— Start ENTRIES SHOWN —

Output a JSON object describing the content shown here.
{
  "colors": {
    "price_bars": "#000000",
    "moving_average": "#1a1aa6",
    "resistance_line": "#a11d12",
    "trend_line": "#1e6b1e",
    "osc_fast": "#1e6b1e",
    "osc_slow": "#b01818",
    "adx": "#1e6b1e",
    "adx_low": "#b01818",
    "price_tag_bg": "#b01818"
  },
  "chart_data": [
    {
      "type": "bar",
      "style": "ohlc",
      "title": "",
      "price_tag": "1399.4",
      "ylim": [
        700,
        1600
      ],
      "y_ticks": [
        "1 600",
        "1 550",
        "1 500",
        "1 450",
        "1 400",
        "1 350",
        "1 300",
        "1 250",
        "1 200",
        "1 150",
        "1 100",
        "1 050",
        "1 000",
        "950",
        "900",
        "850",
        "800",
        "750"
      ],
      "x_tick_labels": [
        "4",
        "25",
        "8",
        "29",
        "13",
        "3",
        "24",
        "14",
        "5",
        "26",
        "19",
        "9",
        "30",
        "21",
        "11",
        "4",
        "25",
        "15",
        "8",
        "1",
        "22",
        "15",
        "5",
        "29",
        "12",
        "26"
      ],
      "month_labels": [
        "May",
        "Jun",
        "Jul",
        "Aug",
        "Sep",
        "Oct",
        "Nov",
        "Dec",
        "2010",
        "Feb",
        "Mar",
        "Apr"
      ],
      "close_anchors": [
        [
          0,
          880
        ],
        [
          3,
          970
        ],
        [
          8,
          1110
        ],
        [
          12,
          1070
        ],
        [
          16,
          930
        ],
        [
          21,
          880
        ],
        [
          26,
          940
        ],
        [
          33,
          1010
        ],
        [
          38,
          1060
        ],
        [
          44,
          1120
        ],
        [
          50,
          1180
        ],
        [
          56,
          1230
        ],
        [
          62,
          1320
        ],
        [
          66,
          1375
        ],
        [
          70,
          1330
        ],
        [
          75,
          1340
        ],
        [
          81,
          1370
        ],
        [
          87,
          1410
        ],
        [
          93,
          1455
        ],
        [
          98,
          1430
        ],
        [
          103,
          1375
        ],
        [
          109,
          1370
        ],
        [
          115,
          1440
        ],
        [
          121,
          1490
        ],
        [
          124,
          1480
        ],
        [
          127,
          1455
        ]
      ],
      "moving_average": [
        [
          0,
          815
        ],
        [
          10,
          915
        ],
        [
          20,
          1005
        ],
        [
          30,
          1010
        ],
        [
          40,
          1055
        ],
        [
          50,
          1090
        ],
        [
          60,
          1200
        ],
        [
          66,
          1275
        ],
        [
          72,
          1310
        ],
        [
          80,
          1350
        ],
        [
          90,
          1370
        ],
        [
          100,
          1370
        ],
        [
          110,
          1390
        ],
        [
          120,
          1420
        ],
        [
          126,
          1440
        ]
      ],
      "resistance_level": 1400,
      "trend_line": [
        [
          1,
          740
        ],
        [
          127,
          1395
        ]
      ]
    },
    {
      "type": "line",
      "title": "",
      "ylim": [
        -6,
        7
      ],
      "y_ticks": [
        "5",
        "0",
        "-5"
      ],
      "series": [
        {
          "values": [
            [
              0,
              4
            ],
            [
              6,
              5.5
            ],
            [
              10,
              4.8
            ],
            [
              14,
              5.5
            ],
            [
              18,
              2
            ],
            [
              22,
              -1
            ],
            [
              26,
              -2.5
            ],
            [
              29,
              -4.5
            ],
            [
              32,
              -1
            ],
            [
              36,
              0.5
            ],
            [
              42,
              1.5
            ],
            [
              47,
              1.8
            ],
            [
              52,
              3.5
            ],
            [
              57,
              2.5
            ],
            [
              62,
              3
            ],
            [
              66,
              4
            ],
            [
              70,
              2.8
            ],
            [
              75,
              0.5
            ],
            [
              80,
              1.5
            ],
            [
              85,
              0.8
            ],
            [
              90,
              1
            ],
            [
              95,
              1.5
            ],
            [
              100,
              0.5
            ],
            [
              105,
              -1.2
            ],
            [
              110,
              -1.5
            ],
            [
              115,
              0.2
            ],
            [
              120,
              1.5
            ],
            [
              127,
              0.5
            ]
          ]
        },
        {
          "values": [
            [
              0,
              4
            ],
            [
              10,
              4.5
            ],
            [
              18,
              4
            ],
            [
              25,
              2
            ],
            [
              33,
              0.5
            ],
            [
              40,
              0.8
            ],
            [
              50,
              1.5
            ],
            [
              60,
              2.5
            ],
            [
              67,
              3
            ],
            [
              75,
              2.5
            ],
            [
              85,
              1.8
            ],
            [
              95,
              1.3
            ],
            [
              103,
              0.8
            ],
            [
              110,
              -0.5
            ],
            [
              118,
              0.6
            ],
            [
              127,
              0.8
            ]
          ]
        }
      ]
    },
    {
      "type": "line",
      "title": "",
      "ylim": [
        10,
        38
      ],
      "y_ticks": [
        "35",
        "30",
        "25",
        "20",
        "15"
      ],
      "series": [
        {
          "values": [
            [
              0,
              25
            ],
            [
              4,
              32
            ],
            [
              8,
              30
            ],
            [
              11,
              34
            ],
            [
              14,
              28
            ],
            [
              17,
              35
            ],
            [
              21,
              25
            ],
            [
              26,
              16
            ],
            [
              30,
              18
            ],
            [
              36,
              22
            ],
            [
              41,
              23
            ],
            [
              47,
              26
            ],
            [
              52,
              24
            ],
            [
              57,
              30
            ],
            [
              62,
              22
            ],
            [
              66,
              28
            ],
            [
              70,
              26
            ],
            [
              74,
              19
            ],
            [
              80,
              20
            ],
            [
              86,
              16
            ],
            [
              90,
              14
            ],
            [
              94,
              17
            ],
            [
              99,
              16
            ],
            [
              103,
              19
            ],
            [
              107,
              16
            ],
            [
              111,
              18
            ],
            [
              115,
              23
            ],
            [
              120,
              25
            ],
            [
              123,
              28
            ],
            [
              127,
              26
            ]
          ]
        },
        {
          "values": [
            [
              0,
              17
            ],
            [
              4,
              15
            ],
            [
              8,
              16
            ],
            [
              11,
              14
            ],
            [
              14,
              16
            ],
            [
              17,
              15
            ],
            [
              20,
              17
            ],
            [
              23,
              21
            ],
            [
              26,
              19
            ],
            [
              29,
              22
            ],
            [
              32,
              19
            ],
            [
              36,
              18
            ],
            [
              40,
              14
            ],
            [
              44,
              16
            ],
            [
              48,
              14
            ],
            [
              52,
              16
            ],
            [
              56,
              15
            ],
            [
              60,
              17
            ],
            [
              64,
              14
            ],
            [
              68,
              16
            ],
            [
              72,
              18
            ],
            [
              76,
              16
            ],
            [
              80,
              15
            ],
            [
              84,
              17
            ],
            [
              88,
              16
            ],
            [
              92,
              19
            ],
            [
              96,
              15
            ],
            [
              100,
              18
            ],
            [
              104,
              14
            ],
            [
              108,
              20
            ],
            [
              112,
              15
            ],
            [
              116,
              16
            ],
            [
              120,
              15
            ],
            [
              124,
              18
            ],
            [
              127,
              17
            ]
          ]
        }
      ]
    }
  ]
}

— End ENTRIES SHOWN —

**WHAT IS EXPECTED:** Exactly as shown above, return every record.

**FULL SOLUTION:**
Output a JSON object describing the content shown here.
{
  "colors": {
    "price_bars": "#000000",
    "moving_average": "#1a1aa6",
    "resistance_line": "#a11d12",
    "trend_line": "#1e6b1e",
    "osc_fast": "#1e6b1e",
    "osc_slow": "#b01818",
    "adx": "#1e6b1e",
    "adx_low": "#b01818",
    "price_tag_bg": "#b01818"
  },
  "chart_data": [
    {
      "type": "bar",
      "style": "ohlc",
      "title": "",
      "price_tag": "1399.4",
      "ylim": [
        700,
        1600
      ],
      "y_ticks": [
        "1 600",
        "1 550",
        "1 500",
        "1 450",
        "1 400",
        "1 350",
        "1 300",
        "1 250",
        "1 200",
        "1 150",
        "1 100",
        "1 050",
        "1 000",
        "950",
        "900",
        "850",
        "800",
        "750"
      ],
      "x_tick_labels": [
        "4",
        "25",
        "8",
        "29",
        "13",
        "3",
        "24",
        "14",
        "5",
        "26",
        "19",
        "9",
        "30",
        "21",
        "11",
        "4",
        "25",
        "15",
        "8",
        "1",
        "22",
        "15",
        "5",
        "29",
        "12",
        "26"
      ],
      "month_labels": [
        "May",
        "Jun",
        "Jul",
        "Aug",
        "Sep",
        "Oct",
        "Nov",
        "Dec",
        "2010",
        "Feb",
        "Mar",
        "Apr"
      ],
      "close_anchors": [
        [
          0,
          880
        ],
        [
          3,
          970
        ],
        [
          8,
          1110
        ],
        [
          12,
          1070
        ],
        [
          16,
          930
        ],
        [
          21,
          880
        ],
        [
          26,
          940
        ],
        [
          33,
          1010
        ],
        [
          38,
          1060
        ],
        [
          44,
          1120
        ],
        [
          50,
          1180
        ],
        [
          56,
          1230
        ],
        [
          62,
          1320
        ],
        [
          66,
          1375
        ],
        [
          70,
          1330
        ],
        [
          75,
          1340
        ],
        [
          81,
          1370
        ],
        [
          87,
          1410
        ],
        [
          93,
          1455
        ],
        [
          98,
          1430
        ],
        [
          103,
          1375
        ],
        [
          109,
          1370
        ],
        [
          115,
          1440
        ],
        [
          121,
          1490
        ],
        [
          124,
          1480
        ],
        [
          127,
          1455
        ]
      ],
      "moving_average": [
        [
          0,
          815
        ],
        [
          10,
          915
        ],
        [
          20,
          1005
        ],
        [
          30,
          1010
        ],
        [
          40,
          1055
        ],
        [
          50,
          1090
        ],
        [
          60,
          1200
        ],
        [
          66,
          1275
        ],
        [
          72,
          1310
        ],
        [
          80,
          1350
        ],
        [
          90,
          1370
        ],
        [
          100,
          1370
        ],
        [
          110,
          1390
        ],
        [
          120,
          1420
        ],
        [
          126,
          1440
        ]
      ],
      "resistance_level": 1400,
      "trend_line": [
        [
          1,
          740
        ],
        [
          127,
          1395
        ]
      ]
    },
    {
      "type": "line",
      "title": "",
      "ylim": [
        -6,
        7
      ],
      "y_ticks": [
        "5",
        "0",
        "-5"
      ],
      "series": [
        {
          "values": [
            [
              0,
              4
            ],
            [
              6,
              5.5
            ],
            [
              10,
              4.8
            ],
            [
              14,
              5.5
            ],
            [
              18,
              2
            ],
            [
              22,
              -1
            ],
            [
              26,
              -2.5
            ],
            [
              29,
              -4.5
            ],
            [
              32,
              -1
            ],
            [
              36,
              0.5
            ],
            [
              42,
              1.5
            ],
            [
              47,
              1.8
            ],
            [
              52,
              3.5
            ],
            [
              57,
              2.5
            ],
            [
              62,
              3
            ],
            [
              66,
              4
            ],
            [
              70,
              2.8
            ],
            [
              75,
              0.5
            ],
            [
              80,
              1.5
            ],
            [
              85,
              0.8
            ],
            [
              90,
              1
            ],
            [
              95,
              1.5
            ],
            [
              100,
              0.5
            ],
            [
              105,
              -1.2
            ],
            [
              110,
              -1.5
            ],
            [
              115,
              0.2
            ],
            [
              120,
              1.5
            ],
            [
              127,
              0.5
            ]
          ]
        },
        {
          "values": [
            [
              0,
              4
            ],
            [
              10,
              4.5
            ],
            [
              18,
              4
            ],
            [
              25,
              2
            ],
            [
              33,
              0.5
            ],
            [
              40,
              0.8
            ],
            [
              50,
              1.5
            ],
            [
              60,
              2.5
            ],
            [
              67,
              3
            ],
            [
              75,
              2.5
            ],
            [
              85,
              1.8
            ],
            [
              95,
              1.3
            ],
            [
              103,
              0.8
            ],
            [
              110,
              -0.5
            ],
            [
              118,
              0.6
            ],
            [
              127,
              0.8
            ]
          ]
        }
      ]
    },
    {
      "type": "line",
      "title": "",
      "ylim": [
        10,
        38
      ],
      "y_ticks": [
        "35",
        "30",
        "25",
        "20",
        "15"
      ],
      "series": [
        {
          "values": [
            [
              0,
              25
            ],
            [
              4,
              32
            ],
            [
              8,
              30
            ],
            [
              11,
              34
            ],
            [
              14,
              28
            ],
            [
              17,
              35
            ],
            [
              21,
              25
            ],
            [
              26,
              16
            ],
            [
              30,
              18
            ],
            [
              36,
              22
            ],
            [
              41,
              23
            ],
            [
              47,
              26
            ],
            [
              52,
              24
            ],
            [
              57,
              30
            ],
            [
              62,
              22
            ],
            [
              66,
              28
            ],
            [
              70,
              26
            ],
            [
              74,
              19
            ],
            [
              80,
              20
            ],
            [
              86,
              16
            ],
            [
              90,
              14
            ],
            [
              94,
              17
            ],
            [
              99,
              16
            ],
            [
              103,
              19
            ],
            [
              107,
              16
            ],
            [
              111,
              18
            ],
            [
              115,
              23
            ],
            [
              120,
              25
            ],
            [
              123,
              28
            ],
            [
              127,
              26
            ]
          ]
        },
        {
          "values": [
            [
              0,
              17
            ],
            [
              4,
              15
            ],
            [
              8,
              16
            ],
            [
              11,
              14
            ],
            [
              14,
              16
            ],
            [
              17,
              15
            ],
            [
              20,
              17
            ],
            [
              23,
              21
            ],
            [
              26,
              19
            ],
            [
              29,
              22
            ],
            [
              32,
              19
            ],
            [
              36,
              18
            ],
            [
              40,
              14
            ],
            [
              44,
              16
            ],
            [
              48,
              14
            ],
            [
              52,
              16
            ],
            [
              56,
              15
            ],
            [
              60,
              17
            ],
            [
              64,
              14
            ],
            [
              68,
              16
            ],
            [
              72,
              18
            ],
            [
              76,
              16
            ],
            [
              80,
              15
            ],
            [
              84,
              17
            ],
            [
              88,
              16
            ],
            [
              92,
              19
            ],
            [
              96,
              15
            ],
            [
              100,
              18
            ],
            [
              104,
              14
            ],
            [
              108,
              20
            ],
            [
              112,
              15
            ],
            [
              116,
              16
            ],
            [
              120,
              15
            ],
            [
              124,
              18
            ],
            [
              127,
              17
            ]
          ]
        }
      ]
    }
  ]
}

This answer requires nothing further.